Requirements: Reproduce each line that includes the word "much".

--- START Given data ---

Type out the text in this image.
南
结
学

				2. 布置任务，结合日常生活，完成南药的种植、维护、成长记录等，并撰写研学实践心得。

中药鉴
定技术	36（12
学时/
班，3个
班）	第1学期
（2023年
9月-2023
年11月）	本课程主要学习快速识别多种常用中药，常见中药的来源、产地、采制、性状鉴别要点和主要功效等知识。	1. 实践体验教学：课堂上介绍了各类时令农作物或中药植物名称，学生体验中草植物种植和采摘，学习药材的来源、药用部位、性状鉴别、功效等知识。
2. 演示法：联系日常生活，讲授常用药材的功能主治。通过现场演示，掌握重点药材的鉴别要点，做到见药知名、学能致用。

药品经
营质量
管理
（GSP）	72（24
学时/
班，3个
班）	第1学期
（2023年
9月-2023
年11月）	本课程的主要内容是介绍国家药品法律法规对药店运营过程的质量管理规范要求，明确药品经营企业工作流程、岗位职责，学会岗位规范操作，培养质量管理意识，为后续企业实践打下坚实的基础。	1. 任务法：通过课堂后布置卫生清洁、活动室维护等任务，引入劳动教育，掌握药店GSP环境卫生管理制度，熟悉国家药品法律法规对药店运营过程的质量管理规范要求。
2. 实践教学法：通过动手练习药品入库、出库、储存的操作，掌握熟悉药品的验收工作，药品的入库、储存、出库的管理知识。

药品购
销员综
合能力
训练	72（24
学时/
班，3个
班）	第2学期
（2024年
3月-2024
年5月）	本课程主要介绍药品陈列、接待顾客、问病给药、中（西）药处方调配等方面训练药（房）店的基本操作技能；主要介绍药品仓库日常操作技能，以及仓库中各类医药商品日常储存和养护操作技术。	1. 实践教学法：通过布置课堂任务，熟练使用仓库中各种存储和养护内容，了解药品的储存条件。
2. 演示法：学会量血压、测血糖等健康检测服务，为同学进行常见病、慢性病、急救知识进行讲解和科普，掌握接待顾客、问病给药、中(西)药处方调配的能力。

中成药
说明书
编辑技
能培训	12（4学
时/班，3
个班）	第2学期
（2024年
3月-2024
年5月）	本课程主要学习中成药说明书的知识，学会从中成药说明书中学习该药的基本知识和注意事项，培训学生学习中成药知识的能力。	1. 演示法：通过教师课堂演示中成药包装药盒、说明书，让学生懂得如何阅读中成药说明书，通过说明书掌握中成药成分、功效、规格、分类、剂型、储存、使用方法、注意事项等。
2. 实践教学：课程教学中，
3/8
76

--- END Given data ---
--- START Given data ---

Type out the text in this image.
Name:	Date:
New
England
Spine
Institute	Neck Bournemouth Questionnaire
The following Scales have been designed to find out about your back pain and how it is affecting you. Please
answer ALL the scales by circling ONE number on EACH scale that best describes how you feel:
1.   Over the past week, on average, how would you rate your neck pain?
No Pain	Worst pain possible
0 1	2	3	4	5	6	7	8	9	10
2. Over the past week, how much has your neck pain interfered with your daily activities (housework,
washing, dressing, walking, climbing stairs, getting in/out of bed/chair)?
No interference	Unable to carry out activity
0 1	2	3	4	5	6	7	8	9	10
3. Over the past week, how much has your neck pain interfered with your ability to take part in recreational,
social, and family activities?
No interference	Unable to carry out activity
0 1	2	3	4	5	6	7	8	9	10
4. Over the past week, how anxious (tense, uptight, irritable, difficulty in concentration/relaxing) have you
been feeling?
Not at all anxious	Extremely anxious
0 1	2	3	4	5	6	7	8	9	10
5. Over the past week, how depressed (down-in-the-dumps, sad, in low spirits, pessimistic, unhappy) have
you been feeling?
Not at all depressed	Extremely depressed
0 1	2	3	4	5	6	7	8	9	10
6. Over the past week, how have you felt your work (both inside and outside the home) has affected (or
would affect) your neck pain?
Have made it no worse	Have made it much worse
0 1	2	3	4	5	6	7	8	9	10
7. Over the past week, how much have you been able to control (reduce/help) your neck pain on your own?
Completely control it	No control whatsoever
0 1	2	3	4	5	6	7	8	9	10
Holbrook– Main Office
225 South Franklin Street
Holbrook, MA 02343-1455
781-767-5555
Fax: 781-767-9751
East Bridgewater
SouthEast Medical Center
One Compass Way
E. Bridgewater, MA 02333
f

--- END Given data ---
--- START Given data ---

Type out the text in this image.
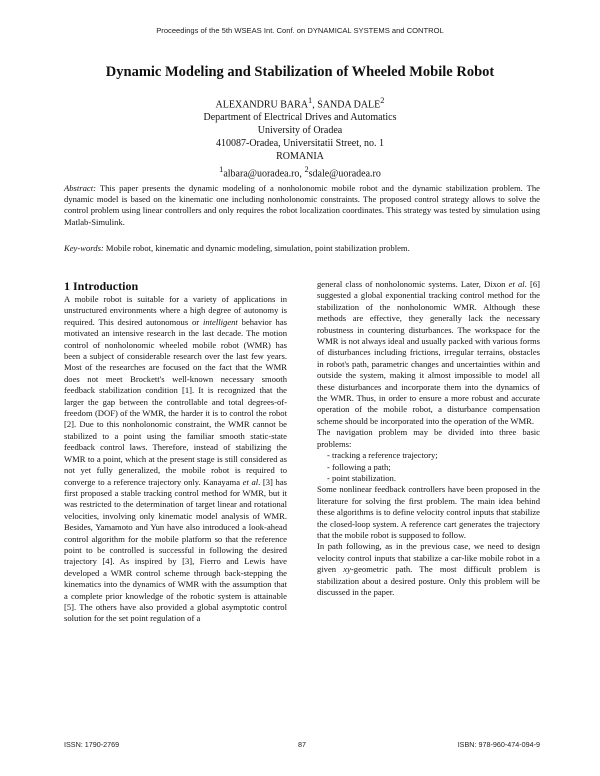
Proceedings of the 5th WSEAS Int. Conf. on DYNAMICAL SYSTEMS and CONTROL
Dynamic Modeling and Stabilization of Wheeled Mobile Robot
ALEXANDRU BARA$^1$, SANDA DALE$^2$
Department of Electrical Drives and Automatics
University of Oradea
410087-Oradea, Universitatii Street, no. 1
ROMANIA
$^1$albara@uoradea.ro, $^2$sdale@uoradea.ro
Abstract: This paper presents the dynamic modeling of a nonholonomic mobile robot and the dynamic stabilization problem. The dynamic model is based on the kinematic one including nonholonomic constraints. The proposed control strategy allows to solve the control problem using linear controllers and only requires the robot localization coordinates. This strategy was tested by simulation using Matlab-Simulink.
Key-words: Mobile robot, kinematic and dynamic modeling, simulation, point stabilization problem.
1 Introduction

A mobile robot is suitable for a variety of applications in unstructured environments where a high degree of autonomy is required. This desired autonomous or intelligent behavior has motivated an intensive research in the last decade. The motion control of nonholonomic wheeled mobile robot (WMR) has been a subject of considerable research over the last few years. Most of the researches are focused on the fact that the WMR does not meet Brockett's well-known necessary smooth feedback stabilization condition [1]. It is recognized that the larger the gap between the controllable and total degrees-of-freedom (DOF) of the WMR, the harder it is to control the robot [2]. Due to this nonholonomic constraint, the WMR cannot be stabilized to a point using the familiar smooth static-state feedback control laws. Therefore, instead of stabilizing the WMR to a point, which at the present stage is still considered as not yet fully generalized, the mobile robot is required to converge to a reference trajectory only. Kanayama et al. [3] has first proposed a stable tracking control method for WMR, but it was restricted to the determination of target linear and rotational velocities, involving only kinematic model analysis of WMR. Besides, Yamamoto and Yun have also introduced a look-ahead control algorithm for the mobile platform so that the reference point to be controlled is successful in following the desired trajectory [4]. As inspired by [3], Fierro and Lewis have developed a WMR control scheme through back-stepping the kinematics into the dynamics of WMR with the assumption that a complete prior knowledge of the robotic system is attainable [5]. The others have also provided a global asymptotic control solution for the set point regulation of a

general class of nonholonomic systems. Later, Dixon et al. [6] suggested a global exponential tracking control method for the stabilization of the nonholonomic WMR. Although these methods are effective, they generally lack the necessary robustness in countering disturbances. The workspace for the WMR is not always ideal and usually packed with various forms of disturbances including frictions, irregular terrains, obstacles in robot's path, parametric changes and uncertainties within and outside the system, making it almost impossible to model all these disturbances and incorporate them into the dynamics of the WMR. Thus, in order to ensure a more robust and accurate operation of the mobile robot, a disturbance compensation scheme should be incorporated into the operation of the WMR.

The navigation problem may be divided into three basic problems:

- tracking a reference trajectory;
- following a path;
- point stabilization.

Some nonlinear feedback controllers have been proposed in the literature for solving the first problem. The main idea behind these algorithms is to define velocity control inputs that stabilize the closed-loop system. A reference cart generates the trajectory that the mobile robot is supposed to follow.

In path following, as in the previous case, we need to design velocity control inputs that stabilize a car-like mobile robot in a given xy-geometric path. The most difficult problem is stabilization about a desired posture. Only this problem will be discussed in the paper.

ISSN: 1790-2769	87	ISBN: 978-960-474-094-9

--- END Given data ---

The answer:
2. Over the past week, how much has your neck pain interfered with your daily activities (housework,
3. Over the past week, how much has your neck pain interfered with your ability to take part in recreational,
Have made it no worse	Have made it much worse
7. Over the past week, how much have you been able to control (reduce/help) your neck pain on your own?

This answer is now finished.